Source text:
Zhou Ji Ni v. Holder

635 F.3d 1014, 2011 U.S. App. LEXIS 6053, 2011 WL 1086002
CourtCourt of Appeals for the Seventh Circuit
DecidedMarch 25, 2011
Docket10-1691
StatusPublished
Cited by29 cases

This text of 635 F.3d 1014 (Zhou Ji Ni v. Holder) is published on Counsel Stack Legal Research, covering Court of Appeals for the Seventh Circuit primary law. Counsel Stack provides free access to over 12 million legal documents including statutes, case law, regulations, and constitutions.

Bluebook
Zhou Ji Ni v. Holder, 635 F.3d 1014, 2011 U.S. App. LEXIS 6053, 2011 WL 1086002 (7th Cir. 2011).

Opinion

FLAUM, Circuit Judge.

Nearly three decades ago, Chinese authorities detained Zhou Ji Ni’s parents for three days. Like him, Ni’s parents were Christians. They experienced firsthand the Chinese government’s unease with the notion of an authority higher than it. For the three days that Ni’s parents were held, authorities beat and threatened them on account of their religious beliefs.

Provided records:

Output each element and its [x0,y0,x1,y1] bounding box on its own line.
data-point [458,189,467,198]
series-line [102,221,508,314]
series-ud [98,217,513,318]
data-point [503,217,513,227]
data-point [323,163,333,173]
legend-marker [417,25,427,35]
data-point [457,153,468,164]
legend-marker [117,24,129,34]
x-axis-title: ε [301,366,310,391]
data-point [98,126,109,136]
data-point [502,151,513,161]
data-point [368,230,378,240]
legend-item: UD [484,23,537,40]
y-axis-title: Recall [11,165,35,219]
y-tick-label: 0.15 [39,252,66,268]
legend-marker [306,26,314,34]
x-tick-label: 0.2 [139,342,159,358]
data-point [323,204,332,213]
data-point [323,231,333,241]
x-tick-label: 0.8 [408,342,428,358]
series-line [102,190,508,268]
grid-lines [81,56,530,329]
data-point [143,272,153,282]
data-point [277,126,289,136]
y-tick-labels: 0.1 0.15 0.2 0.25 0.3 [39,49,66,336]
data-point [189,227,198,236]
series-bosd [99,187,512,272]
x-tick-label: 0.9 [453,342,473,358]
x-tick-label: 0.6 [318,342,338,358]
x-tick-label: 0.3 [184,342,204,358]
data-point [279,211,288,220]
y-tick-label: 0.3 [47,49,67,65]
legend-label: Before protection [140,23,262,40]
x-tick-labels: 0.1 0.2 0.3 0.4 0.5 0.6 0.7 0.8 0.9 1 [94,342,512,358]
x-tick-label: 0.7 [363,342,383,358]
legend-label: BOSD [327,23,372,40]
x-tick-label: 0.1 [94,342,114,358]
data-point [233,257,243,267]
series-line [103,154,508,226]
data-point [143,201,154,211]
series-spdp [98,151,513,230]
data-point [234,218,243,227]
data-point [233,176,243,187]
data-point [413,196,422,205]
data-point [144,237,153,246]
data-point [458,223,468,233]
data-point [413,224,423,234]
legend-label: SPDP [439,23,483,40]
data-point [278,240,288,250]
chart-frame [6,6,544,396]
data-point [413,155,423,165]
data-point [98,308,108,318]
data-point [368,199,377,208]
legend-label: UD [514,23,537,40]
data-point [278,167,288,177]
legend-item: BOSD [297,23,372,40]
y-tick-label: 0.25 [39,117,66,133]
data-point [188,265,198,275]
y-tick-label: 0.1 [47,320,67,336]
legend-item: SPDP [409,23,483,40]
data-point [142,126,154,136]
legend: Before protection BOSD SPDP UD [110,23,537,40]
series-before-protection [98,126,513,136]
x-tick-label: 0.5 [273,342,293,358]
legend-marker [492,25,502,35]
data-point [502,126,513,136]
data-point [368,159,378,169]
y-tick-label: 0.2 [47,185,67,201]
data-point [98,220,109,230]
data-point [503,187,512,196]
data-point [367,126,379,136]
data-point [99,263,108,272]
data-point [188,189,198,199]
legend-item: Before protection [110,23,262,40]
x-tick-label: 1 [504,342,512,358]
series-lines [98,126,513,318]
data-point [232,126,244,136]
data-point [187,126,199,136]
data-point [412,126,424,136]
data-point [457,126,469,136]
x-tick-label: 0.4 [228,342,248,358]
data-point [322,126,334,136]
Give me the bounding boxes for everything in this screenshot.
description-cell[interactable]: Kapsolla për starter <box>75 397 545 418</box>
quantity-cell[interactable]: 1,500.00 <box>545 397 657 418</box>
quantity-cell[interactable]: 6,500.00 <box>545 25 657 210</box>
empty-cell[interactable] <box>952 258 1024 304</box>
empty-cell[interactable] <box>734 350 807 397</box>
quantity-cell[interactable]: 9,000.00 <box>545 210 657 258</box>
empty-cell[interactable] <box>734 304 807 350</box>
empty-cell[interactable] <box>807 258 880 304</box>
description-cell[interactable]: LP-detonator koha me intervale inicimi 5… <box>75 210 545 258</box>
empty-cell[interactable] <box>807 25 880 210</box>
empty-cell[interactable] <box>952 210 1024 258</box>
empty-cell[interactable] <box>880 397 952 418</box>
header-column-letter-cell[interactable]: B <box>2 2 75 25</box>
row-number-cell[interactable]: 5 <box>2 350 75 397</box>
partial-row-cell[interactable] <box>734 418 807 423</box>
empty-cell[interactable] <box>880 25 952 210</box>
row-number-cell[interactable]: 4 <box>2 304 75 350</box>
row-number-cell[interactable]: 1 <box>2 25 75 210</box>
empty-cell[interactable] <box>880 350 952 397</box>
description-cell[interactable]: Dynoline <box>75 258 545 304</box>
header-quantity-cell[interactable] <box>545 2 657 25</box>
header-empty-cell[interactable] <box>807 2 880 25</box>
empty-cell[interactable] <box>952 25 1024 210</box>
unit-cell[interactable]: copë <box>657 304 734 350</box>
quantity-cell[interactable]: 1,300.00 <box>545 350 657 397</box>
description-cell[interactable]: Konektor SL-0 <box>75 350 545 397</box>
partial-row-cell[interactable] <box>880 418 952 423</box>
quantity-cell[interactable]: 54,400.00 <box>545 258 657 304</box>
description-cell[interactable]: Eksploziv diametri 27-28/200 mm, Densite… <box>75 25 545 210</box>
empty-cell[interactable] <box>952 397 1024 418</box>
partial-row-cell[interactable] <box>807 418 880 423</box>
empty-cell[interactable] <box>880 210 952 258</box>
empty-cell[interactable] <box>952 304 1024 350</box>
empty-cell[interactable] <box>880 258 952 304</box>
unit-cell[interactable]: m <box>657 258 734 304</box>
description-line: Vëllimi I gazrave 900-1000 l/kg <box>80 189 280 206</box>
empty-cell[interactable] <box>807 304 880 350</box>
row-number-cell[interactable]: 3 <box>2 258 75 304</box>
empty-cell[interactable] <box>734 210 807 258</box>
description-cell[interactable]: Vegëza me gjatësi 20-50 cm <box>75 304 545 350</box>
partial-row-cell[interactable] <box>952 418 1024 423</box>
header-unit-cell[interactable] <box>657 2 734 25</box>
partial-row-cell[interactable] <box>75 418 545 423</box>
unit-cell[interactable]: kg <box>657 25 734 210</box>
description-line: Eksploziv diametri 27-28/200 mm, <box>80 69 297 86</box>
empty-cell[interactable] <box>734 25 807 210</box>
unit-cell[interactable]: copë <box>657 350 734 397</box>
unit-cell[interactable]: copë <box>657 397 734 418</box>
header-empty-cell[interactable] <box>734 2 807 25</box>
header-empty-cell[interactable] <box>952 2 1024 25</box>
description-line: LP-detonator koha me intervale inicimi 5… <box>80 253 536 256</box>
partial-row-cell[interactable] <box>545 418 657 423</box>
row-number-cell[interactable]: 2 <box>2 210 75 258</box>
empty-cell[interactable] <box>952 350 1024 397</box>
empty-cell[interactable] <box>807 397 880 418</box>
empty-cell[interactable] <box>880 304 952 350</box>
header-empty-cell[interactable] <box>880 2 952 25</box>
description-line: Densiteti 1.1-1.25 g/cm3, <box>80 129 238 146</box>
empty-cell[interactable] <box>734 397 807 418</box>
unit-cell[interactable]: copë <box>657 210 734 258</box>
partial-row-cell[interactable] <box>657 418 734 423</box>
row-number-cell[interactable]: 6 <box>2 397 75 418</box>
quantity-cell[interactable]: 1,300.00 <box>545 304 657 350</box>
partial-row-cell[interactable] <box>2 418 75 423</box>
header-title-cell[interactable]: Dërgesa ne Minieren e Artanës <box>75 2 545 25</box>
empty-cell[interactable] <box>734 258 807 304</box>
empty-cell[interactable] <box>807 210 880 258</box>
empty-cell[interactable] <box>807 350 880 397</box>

What to produce: Translate this sentence from the Zhou Ji Ni v. Holder opinion into Spanish: "Nearly three decades ago, Chinese authorities detained Zhou Ji Ni’s parents for three days."

Answer below: Hace casi tres décadas, las autoridades chinas detuvieron a los padres de Zhou Ji Ni durante tres días.